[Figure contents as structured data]
** BEGIN **
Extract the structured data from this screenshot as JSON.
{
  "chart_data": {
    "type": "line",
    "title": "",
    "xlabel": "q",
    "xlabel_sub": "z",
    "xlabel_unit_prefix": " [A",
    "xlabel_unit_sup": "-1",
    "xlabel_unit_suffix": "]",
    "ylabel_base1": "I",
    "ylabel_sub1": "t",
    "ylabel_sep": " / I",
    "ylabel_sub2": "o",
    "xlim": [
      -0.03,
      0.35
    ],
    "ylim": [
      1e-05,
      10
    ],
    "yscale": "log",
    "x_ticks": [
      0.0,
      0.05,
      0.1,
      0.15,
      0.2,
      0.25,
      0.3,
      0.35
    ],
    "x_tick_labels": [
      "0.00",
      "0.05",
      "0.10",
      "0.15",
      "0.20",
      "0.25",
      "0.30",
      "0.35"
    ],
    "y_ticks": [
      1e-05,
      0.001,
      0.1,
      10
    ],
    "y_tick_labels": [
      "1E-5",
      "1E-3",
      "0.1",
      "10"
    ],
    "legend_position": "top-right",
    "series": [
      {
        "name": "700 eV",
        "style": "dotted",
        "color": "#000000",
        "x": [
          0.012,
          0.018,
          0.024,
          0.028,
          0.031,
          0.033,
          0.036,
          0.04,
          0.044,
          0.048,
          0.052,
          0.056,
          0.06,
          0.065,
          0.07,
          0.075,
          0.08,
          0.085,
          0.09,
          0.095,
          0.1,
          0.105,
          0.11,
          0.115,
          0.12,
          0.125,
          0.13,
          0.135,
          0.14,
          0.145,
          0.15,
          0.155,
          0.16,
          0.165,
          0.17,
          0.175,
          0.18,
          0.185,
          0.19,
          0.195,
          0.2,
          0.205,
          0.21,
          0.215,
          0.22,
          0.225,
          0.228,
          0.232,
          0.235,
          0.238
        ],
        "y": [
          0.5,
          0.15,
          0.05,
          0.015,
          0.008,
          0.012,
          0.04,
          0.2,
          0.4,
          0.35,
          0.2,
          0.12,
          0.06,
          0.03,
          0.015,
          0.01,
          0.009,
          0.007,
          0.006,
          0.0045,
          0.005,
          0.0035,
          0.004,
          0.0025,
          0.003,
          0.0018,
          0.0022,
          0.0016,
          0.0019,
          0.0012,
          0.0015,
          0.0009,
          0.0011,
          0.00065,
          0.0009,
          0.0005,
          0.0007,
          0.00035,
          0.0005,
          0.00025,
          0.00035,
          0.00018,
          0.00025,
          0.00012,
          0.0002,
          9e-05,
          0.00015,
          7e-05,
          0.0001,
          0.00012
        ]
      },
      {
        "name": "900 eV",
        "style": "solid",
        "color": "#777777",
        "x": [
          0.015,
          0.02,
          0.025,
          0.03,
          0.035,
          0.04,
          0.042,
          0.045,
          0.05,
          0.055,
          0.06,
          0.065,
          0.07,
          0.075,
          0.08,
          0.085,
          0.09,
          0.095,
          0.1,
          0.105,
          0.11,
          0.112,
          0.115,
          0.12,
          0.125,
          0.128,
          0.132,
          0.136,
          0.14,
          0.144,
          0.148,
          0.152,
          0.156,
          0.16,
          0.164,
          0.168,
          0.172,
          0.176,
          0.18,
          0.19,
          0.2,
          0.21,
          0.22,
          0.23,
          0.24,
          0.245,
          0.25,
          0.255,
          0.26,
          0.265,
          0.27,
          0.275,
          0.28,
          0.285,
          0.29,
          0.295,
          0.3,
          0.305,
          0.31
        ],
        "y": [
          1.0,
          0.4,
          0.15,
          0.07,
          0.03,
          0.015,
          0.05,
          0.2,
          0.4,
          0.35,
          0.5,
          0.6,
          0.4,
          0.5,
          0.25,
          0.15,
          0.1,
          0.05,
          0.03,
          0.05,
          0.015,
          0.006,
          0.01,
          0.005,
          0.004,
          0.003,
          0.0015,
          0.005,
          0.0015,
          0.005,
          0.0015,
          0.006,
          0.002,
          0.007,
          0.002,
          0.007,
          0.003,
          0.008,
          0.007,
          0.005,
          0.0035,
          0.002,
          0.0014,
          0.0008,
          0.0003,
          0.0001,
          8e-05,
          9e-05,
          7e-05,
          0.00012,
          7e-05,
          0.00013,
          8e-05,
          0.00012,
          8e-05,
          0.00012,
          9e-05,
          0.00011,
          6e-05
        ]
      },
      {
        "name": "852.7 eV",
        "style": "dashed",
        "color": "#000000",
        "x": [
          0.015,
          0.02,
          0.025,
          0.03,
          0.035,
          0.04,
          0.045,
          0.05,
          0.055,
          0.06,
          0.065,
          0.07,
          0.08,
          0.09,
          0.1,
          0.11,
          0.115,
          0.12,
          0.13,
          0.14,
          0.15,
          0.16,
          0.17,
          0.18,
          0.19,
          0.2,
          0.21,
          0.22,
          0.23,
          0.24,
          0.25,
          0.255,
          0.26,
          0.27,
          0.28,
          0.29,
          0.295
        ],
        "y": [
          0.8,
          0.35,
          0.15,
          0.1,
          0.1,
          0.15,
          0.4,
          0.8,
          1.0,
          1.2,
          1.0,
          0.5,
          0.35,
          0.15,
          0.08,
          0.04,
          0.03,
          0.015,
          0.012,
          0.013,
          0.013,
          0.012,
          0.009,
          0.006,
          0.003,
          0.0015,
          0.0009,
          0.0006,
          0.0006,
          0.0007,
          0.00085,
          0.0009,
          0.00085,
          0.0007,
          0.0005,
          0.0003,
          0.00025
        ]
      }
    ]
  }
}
** END **
**Written problem**. Can you restate every record above word for word?

**Answer to the task**.
Extract the structured data from this screenshot as JSON.
{
  "chart_data": {
    "type": "line",
    "title": "",
    "xlabel": "q",
    "xlabel_sub": "z",
    "xlabel_unit_prefix": " [A",
    "xlabel_unit_sup": "-1",
    "xlabel_unit_suffix": "]",
    "ylabel_base1": "I",
    "ylabel_sub1": "t",
    "ylabel_sep": " / I",
    "ylabel_sub2": "o",
    "xlim": [
      -0.03,
      0.35
    ],
    "ylim": [
      1e-05,
      10
    ],
    "yscale": "log",
    "x_ticks": [
      0.0,
      0.05,
      0.1,
      0.15,
      0.2,
      0.25,
      0.3,
      0.35
    ],
    "x_tick_labels": [
      "0.00",
      "0.05",
      "0.10",
      "0.15",
      "0.20",
      "0.25",
      "0.30",
      "0.35"
    ],
    "y_ticks": [
      1e-05,
      0.001,
      0.1,
      10
    ],
    "y_tick_labels": [
      "1E-5",
      "1E-3",
      "0.1",
      "10"
    ],
    "legend_position": "top-right",
    "series": [
      {
        "name": "700 eV",
        "style": "dotted",
        "color": "#000000",
        "x": [
          0.012,
          0.018,
          0.024,
          0.028,
          0.031,
          0.033,
          0.036,
          0.04,
          0.044,
          0.048,
          0.052,
          0.056,
          0.06,
          0.065,
          0.07,
          0.075,
          0.08,
          0.085,
          0.09,
          0.095,
          0.1,
          0.105,
          0.11,
          0.115,
          0.12,
          0.125,
          0.13,
          0.135,
          0.14,
          0.145,
          0.15,
          0.155,
          0.16,
          0.165,
          0.17,
          0.175,
          0.18,
          0.185,
          0.19,
          0.195,
          0.2,
          0.205,
          0.21,
          0.215,
          0.22,
          0.225,
          0.228,
          0.232,
          0.235,
          0.238
        ],
        "y": [
          0.5,
          0.15,
          0.05,
          0.015,
          0.008,
          0.012,
          0.04,
          0.2,
          0.4,
          0.35,
          0.2,
          0.12,
          0.06,
          0.03,
          0.015,
          0.01,
          0.009,
          0.007,
          0.006,
          0.0045,
          0.005,
          0.0035,
          0.004,
          0.0025,
          0.003,
          0.0018,
          0.0022,
          0.0016,
          0.0019,
          0.0012,
          0.0015,
          0.0009,
          0.0011,
          0.00065,
          0.0009,
          0.0005,
          0.0007,
          0.00035,
          0.0005,
          0.00025,
          0.00035,
          0.00018,
          0.00025,
          0.00012,
          0.0002,
          9e-05,
          0.00015,
          7e-05,
          0.0001,
          0.00012
        ]
      },
      {
        "name": "900 eV",
        "style": "solid",
        "color": "#777777",
        "x": [
          0.015,
          0.02,
          0.025,
          0.03,
          0.035,
          0.04,
          0.042,
          0.045,
          0.05,
          0.055,
          0.06,
          0.065,
          0.07,
          0.075,
          0.08,
          0.085,
          0.09,
          0.095,
          0.1,
          0.105,
          0.11,
          0.112,
          0.115,
          0.12,
          0.125,
          0.128,
          0.132,
          0.136,
          0.14,
          0.144,
          0.148,
          0.152,
          0.156,
          0.16,
          0.164,
          0.168,
          0.172,
          0.176,
          0.18,
          0.19,
          0.2,
          0.21,
          0.22,
          0.23,
          0.24,
          0.245,
          0.25,
          0.255,
          0.26,
          0.265,
          0.27,
          0.275,
          0.28,
          0.285,
          0.29,
          0.295,
          0.3,
          0.305,
          0.31
        ],
        "y": [
          1.0,
          0.4,
          0.15,
          0.07,
          0.03,
          0.015,
          0.05,
          0.2,
          0.4,
          0.35,
          0.5,
          0.6,
          0.4,
          0.5,
          0.25,
          0.15,
          0.1,
          0.05,
          0.03,
          0.05,
          0.015,
          0.006,
          0.01,
          0.005,
          0.004,
          0.003,
          0.0015,
          0.005,
          0.0015,
          0.005,
          0.0015,
          0.006,
          0.002,
          0.007,
          0.002,
          0.007,
          0.003,
          0.008,
          0.007,
          0.005,
          0.0035,
          0.002,
          0.0014,
          0.0008,
          0.0003,
          0.0001,
          8e-05,
          9e-05,
          7e-05,
          0.00012,
          7e-05,
          0.00013,
          8e-05,
          0.00012,
          8e-05,
          0.00012,
          9e-05,
          0.00011,
          6e-05
        ]
      },
      {
        "name": "852.7 eV",
        "style": "dashed",
        "color": "#000000",
        "x": [
          0.015,
          0.02,
          0.025,
          0.03,
          0.035,
          0.04,
          0.045,
          0.05,
          0.055,
          0.06,
          0.065,
          0.07,
          0.08,
          0.09,
          0.1,
          0.11,
          0.115,
          0.12,
          0.13,
          0.14,
          0.15,
          0.16,
          0.17,
          0.18,
          0.19,
          0.2,
          0.21,
          0.22,
          0.23,
          0.24,
          0.25,
          0.255,
          0.26,
          0.27,
          0.28,
          0.29,
          0.295
        ],
        "y": [
          0.8,
          0.35,
          0.15,
          0.1,
          0.1,
          0.15,
          0.4,
          0.8,
          1.0,
          1.2,
          1.0,
          0.5,
          0.35,
          0.15,
          0.08,
          0.04,
          0.03,
          0.015,
          0.012,
          0.013,
          0.013,
          0.012,
          0.009,
          0.006,
          0.003,
          0.0015,
          0.0009,
          0.0006,
          0.0006,
          0.0007,
          0.00085,
          0.0009,
          0.00085,
          0.0007,
          0.0005,
          0.0003,
          0.00025
        ]
      }
    ]
  }
}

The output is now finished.